_What is expected:_ From the listing below, extract every line containing "název".
** start Records supplied **
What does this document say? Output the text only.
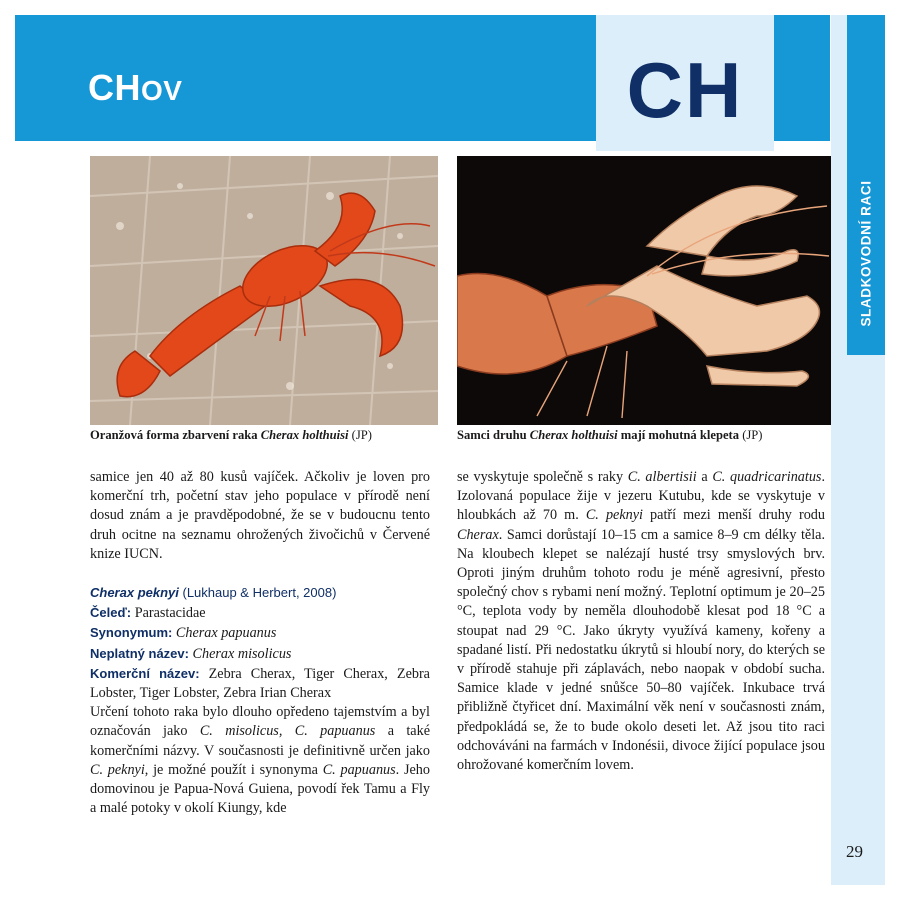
CHOV	CH
SLADKOVODNÍ RACI
29
Oranžová forma zbarvení raka Cherax holthuisi (JP)	Samci druhu Cherax holthuisi mají mohutná klepeta (JP)

samice jen 40 až 80 kusů vajíček. Ačkoliv je loven pro komerční trh, početní stav jeho populace v přírodě není dosud znám a je pravděpodobné, že se v budoucnu tento druh ocitne na seznamu ohrožených živočichů v Červené knize IUCN.

Cherax peknyi (Lukhaup & Herbert, 2008)

Čeleď: Parastacidae

Synonymum: Cherax papuanus

Neplatný název: Cherax misolicus

Komerční název: Zebra Cherax, Tiger Cherax, Zebra Lobster, Tiger Lobster, Zebra Irian Cherax

Určení tohoto raka bylo dlouho opředeno tajemstvím a byl označován jako C. misolicus, C. papuanus a také komerčními názvy. V současnosti je definitivně určen jako C. peknyi, je možné použít i synonyma C. papuanus. Jeho domovinou je Papua-Nová Guiena, povodí řek Tamu a Fly a malé potoky v okolí Kiungy, kde

se vyskytuje společně s raky C. albertisii a C. quadricarinatus. Izolovaná populace žije v jezeru Kutubu, kde se vyskytuje v hloubkách až 70 m. C. peknyi patří mezi menší druhy rodu Cherax. Samci dorůstají 10–15 cm a samice 8–9 cm délky těla. Na kloubech klepet se nalézají husté trsy smyslových brv. Oproti jiným druhům tohoto rodu je méně agresivní, přesto společný chov s rybami není možný. Teplotní optimum je 20–25 °C, teplota vody by neměla dlouhodobě klesat pod 18 °C a stoupat nad 29 °C. Jako úkryty využívá kameny, kořeny a spadané listí. Při nedostatku úkrytů si hloubí nory, do kterých se v přírodě stahuje při záplavách, nebo naopak v období sucha. Samice klade v jedné snůšce 50–80 vajíček. Inkubace trvá přibližně čtyřicet dní. Maximální věk není v současnosti znám, předpokládá se, že to bude okolo deseti let. Až jsou tito raci odchováváni na farmách v Indonésii, divoce žijící populace jsou ohrožované komerčním lovem.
** end Records supplied **
_Output below:_
Neplatný název: Cherax misolicus
Komerční název: Zebra Cherax, Tiger Cherax, Zebra Lobster, Tiger Lobster, Zebra Irian Cherax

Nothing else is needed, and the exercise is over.